• **Brief**
The entries are to be duplicated exactly, with nothing left out.
-.-.-
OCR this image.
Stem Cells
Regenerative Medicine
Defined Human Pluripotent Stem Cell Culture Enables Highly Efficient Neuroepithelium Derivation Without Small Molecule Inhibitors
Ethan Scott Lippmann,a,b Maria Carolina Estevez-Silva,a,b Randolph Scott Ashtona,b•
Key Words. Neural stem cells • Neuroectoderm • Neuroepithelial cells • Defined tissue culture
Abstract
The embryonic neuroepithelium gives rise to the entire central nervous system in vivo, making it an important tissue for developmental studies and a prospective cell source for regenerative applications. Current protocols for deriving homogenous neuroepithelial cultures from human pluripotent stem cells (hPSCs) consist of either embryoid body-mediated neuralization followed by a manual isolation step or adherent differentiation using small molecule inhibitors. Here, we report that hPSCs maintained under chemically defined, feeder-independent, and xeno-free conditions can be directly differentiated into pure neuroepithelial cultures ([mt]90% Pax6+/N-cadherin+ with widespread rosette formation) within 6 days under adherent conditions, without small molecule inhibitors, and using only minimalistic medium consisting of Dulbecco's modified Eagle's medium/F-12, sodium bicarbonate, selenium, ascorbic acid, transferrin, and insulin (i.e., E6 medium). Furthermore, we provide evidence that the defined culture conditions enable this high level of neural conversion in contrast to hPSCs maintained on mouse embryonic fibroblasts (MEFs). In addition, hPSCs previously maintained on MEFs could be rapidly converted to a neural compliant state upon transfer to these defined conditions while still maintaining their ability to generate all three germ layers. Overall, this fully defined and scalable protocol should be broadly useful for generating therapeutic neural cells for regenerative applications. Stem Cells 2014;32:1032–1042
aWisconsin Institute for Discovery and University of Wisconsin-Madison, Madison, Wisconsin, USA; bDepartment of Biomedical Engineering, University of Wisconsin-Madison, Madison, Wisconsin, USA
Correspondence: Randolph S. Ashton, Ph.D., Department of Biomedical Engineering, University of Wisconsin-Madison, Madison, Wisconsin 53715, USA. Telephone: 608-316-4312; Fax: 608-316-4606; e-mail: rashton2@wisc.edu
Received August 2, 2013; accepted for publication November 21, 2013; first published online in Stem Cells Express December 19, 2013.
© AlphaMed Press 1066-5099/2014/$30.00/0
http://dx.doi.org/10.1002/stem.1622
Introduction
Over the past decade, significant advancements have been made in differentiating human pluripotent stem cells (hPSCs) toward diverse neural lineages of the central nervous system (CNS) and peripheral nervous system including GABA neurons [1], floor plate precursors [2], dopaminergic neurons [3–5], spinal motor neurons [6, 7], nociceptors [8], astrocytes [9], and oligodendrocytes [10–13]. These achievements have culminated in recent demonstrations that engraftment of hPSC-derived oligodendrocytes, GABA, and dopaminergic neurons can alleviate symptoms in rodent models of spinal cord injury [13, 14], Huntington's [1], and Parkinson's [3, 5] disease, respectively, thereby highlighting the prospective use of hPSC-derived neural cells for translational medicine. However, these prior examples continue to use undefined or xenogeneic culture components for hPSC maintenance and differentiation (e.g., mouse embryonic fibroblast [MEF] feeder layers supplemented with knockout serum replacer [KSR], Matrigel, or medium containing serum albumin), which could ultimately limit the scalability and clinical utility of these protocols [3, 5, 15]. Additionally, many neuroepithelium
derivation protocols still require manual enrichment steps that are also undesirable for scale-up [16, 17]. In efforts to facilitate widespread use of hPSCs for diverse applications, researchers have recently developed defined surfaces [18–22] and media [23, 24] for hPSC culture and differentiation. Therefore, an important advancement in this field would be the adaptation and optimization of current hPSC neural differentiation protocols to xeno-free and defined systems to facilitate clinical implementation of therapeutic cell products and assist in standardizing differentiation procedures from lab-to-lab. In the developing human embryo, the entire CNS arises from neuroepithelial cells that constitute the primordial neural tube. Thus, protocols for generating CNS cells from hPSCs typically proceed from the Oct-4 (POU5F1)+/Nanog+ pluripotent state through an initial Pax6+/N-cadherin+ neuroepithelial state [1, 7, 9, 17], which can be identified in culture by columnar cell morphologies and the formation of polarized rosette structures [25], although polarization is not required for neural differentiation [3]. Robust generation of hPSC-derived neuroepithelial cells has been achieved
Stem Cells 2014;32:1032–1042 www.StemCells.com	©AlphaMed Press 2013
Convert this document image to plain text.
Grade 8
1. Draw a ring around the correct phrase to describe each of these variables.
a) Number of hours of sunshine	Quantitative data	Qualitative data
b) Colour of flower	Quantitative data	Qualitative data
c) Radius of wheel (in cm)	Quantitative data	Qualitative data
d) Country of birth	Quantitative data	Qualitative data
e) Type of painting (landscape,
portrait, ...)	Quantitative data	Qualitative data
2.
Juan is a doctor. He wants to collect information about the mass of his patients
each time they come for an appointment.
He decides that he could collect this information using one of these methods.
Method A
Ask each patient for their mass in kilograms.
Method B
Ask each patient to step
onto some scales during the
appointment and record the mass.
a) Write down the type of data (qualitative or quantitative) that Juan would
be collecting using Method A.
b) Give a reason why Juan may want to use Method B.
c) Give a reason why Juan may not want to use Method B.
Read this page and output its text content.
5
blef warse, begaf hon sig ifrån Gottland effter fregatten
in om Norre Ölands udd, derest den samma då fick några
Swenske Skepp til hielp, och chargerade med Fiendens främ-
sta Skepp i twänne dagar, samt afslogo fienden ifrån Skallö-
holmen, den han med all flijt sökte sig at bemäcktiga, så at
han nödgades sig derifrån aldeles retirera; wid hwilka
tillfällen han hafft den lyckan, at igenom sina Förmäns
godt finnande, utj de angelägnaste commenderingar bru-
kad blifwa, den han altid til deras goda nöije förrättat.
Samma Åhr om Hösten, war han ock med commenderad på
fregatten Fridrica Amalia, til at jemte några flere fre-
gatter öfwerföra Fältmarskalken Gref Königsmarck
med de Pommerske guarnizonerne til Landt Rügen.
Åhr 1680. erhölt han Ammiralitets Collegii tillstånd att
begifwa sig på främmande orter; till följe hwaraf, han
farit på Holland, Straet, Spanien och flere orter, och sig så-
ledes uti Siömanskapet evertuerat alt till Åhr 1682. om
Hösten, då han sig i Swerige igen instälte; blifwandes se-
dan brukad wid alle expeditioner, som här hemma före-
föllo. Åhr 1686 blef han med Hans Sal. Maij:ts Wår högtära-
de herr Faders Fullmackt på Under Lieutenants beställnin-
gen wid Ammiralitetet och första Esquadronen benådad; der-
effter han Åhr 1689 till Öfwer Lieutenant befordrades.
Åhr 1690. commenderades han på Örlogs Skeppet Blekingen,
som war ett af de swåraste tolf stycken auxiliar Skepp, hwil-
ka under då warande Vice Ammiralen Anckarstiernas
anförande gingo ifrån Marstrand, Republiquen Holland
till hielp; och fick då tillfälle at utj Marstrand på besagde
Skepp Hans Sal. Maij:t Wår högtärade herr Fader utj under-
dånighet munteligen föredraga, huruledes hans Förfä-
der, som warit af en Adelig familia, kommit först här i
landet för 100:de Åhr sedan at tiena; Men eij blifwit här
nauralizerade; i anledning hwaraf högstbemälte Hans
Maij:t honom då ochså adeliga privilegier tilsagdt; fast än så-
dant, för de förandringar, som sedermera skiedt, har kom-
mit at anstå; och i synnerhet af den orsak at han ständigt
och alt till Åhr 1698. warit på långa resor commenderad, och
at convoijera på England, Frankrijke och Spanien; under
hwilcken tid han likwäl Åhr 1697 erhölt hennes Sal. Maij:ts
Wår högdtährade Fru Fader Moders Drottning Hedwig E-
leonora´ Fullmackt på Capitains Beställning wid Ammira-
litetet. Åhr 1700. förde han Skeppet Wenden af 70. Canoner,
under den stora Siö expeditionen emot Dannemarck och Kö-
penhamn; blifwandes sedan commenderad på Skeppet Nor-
-.-.-
• **Solution for this problem**
OCR this image.
Stem Cells
Regenerative Medicine
Defined Human Pluripotent Stem Cell Culture Enables Highly Efficient Neuroepithelium Derivation Without Small Molecule Inhibitors
Ethan Scott Lippmann,a,b Maria Carolina Estevez-Silva,a,b Randolph Scott Ashtona,b•
Key Words. Neural stem cells • Neuroectoderm • Neuroepithelial cells • Defined tissue culture
Abstract
The embryonic neuroepithelium gives rise to the entire central nervous system in vivo, making it an important tissue for developmental studies and a prospective cell source for regenerative applications. Current protocols for deriving homogenous neuroepithelial cultures from human pluripotent stem cells (hPSCs) consist of either embryoid body-mediated neuralization followed by a manual isolation step or adherent differentiation using small molecule inhibitors. Here, we report that hPSCs maintained under chemically defined, feeder-independent, and xeno-free conditions can be directly differentiated into pure neuroepithelial cultures ([mt]90% Pax6+/N-cadherin+ with widespread rosette formation) within 6 days under adherent conditions, without small molecule inhibitors, and using only minimalistic medium consisting of Dulbecco's modified Eagle's medium/F-12, sodium bicarbonate, selenium, ascorbic acid, transferrin, and insulin (i.e., E6 medium). Furthermore, we provide evidence that the defined culture conditions enable this high level of neural conversion in contrast to hPSCs maintained on mouse embryonic fibroblasts (MEFs). In addition, hPSCs previously maintained on MEFs could be rapidly converted to a neural compliant state upon transfer to these defined conditions while still maintaining their ability to generate all three germ layers. Overall, this fully defined and scalable protocol should be broadly useful for generating therapeutic neural cells for regenerative applications. Stem Cells 2014;32:1032–1042
aWisconsin Institute for Discovery and University of Wisconsin-Madison, Madison, Wisconsin, USA; bDepartment of Biomedical Engineering, University of Wisconsin-Madison, Madison, Wisconsin, USA
Correspondence: Randolph S. Ashton, Ph.D., Department of Biomedical Engineering, University of Wisconsin-Madison, Madison, Wisconsin 53715, USA. Telephone: 608-316-4312; Fax: 608-316-4606; e-mail: rashton2@wisc.edu
Received August 2, 2013; accepted for publication November 21, 2013; first published online in Stem Cells Express December 19, 2013.
© AlphaMed Press 1066-5099/2014/$30.00/0
http://dx.doi.org/10.1002/stem.1622
Introduction
Over the past decade, significant advancements have been made in differentiating human pluripotent stem cells (hPSCs) toward diverse neural lineages of the central nervous system (CNS) and peripheral nervous system including GABA neurons [1], floor plate precursors [2], dopaminergic neurons [3–5], spinal motor neurons [6, 7], nociceptors [8], astrocytes [9], and oligodendrocytes [10–13]. These achievements have culminated in recent demonstrations that engraftment of hPSC-derived oligodendrocytes, GABA, and dopaminergic neurons can alleviate symptoms in rodent models of spinal cord injury [13, 14], Huntington's [1], and Parkinson's [3, 5] disease, respectively, thereby highlighting the prospective use of hPSC-derived neural cells for translational medicine. However, these prior examples continue to use undefined or xenogeneic culture components for hPSC maintenance and differentiation (e.g., mouse embryonic fibroblast [MEF] feeder layers supplemented with knockout serum replacer [KSR], Matrigel, or medium containing serum albumin), which could ultimately limit the scalability and clinical utility of these protocols [3, 5, 15]. Additionally, many neuroepithelium
derivation protocols still require manual enrichment steps that are also undesirable for scale-up [16, 17]. In efforts to facilitate widespread use of hPSCs for diverse applications, researchers have recently developed defined surfaces [18–22] and media [23, 24] for hPSC culture and differentiation. Therefore, an important advancement in this field would be the adaptation and optimization of current hPSC neural differentiation protocols to xeno-free and defined systems to facilitate clinical implementation of therapeutic cell products and assist in standardizing differentiation procedures from lab-to-lab. In the developing human embryo, the entire CNS arises from neuroepithelial cells that constitute the primordial neural tube. Thus, protocols for generating CNS cells from hPSCs typically proceed from the Oct-4 (POU5F1)+/Nanog+ pluripotent state through an initial Pax6+/N-cadherin+ neuroepithelial state [1, 7, 9, 17], which can be identified in culture by columnar cell morphologies and the formation of polarized rosette structures [25], although polarization is not required for neural differentiation [3]. Robust generation of hPSC-derived neuroepithelial cells has been achieved
Stem Cells 2014;32:1032–1042 www.StemCells.com	©AlphaMed Press 2013
Convert this document image to plain text.
Grade 8
1. Draw a ring around the correct phrase to describe each of these variables.
a) Number of hours of sunshine	Quantitative data	Qualitative data
b) Colour of flower	Quantitative data	Qualitative data
c) Radius of wheel (in cm)	Quantitative data	Qualitative data
d) Country of birth	Quantitative data	Qualitative data
e) Type of painting (landscape,
portrait, ...)	Quantitative data	Qualitative data
2.
Juan is a doctor. He wants to collect information about the mass of his patients
each time they come for an appointment.
He decides that he could collect this information using one of these methods.
Method A
Ask each patient for their mass in kilograms.
Method B
Ask each patient to step
onto some scales during the
appointment and record the mass.
a) Write down the type of data (qualitative or quantitative) that Juan would
be collecting using Method A.
b) Give a reason why Juan may want to use Method B.
c) Give a reason why Juan may not want to use Method B.
Read this page and output its text content.
5
blef warse, begaf hon sig ifrån Gottland effter fregatten
in om Norre Ölands udd, derest den samma då fick några
Swenske Skepp til hielp, och chargerade med Fiendens främ-
sta Skepp i twänne dagar, samt afslogo fienden ifrån Skallö-
holmen, den han med all flijt sökte sig at bemäcktiga, så at
han nödgades sig derifrån aldeles retirera; wid hwilka
tillfällen han hafft den lyckan, at igenom sina Förmäns
godt finnande, utj de angelägnaste commenderingar bru-
kad blifwa, den han altid til deras goda nöije förrättat.
Samma Åhr om Hösten, war han ock med commenderad på
fregatten Fridrica Amalia, til at jemte några flere fre-
gatter öfwerföra Fältmarskalken Gref Königsmarck
med de Pommerske guarnizonerne til Landt Rügen.
Åhr 1680. erhölt han Ammiralitets Collegii tillstånd att
begifwa sig på främmande orter; till följe hwaraf, han
farit på Holland, Straet, Spanien och flere orter, och sig så-
ledes uti Siömanskapet evertuerat alt till Åhr 1682. om
Hösten, då han sig i Swerige igen instälte; blifwandes se-
dan brukad wid alle expeditioner, som här hemma före-
föllo. Åhr 1686 blef han med Hans Sal. Maij:ts Wår högtära-
de herr Faders Fullmackt på Under Lieutenants beställnin-
gen wid Ammiralitetet och första Esquadronen benådad; der-
effter han Åhr 1689 till Öfwer Lieutenant befordrades.
Åhr 1690. commenderades han på Örlogs Skeppet Blekingen,
som war ett af de swåraste tolf stycken auxiliar Skepp, hwil-
ka under då warande Vice Ammiralen Anckarstiernas
anförande gingo ifrån Marstrand, Republiquen Holland
till hielp; och fick då tillfälle at utj Marstrand på besagde
Skepp Hans Sal. Maij:t Wår högtärade herr Fader utj under-
dånighet munteligen föredraga, huruledes hans Förfä-
der, som warit af en Adelig familia, kommit först här i
landet för 100:de Åhr sedan at tiena; Men eij blifwit här
nauralizerade; i anledning hwaraf högstbemälte Hans
Maij:t honom då ochså adeliga privilegier tilsagdt; fast än så-
dant, för de förandringar, som sedermera skiedt, har kom-
mit at anstå; och i synnerhet af den orsak at han ständigt
och alt till Åhr 1698. warit på långa resor commenderad, och
at convoijera på England, Frankrijke och Spanien; under
hwilcken tid han likwäl Åhr 1697 erhölt hennes Sal. Maij:ts
Wår högdtährade Fru Fader Moders Drottning Hedwig E-
leonora´ Fullmackt på Capitains Beställning wid Ammira-
litetet. Åhr 1700. förde han Skeppet Wenden af 70. Canoner,
under den stora Siö expeditionen emot Dannemarck och Kö-
penhamn; blifwandes sedan commenderad på Skeppet Nor-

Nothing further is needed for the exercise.